### [Required task]
Below are some records. Copy every line in them that holds "names".

### [Given data]
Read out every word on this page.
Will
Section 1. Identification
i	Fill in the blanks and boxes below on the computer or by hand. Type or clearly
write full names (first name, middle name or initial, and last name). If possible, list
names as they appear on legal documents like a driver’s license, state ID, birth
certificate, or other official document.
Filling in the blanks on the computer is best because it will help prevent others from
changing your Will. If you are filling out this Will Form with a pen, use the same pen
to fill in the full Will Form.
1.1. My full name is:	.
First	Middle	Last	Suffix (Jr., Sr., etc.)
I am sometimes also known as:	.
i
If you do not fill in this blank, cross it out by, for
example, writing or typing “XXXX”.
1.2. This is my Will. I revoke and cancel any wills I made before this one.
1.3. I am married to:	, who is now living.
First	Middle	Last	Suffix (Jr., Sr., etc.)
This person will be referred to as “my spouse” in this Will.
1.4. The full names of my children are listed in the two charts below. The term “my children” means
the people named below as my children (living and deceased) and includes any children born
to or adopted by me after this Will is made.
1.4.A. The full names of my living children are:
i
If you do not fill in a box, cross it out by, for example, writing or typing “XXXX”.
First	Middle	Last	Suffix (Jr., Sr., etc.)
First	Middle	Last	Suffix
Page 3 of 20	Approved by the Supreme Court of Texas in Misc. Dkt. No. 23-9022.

### [Task solution]
write full names (first name, middle name or initial, and last name). If possible, list
names as they appear on legal documents like a driver’s license, state ID, birth
1.4. The full names of my children are listed in the two charts below. The term “my children” means
1.4.A. The full names of my living children are:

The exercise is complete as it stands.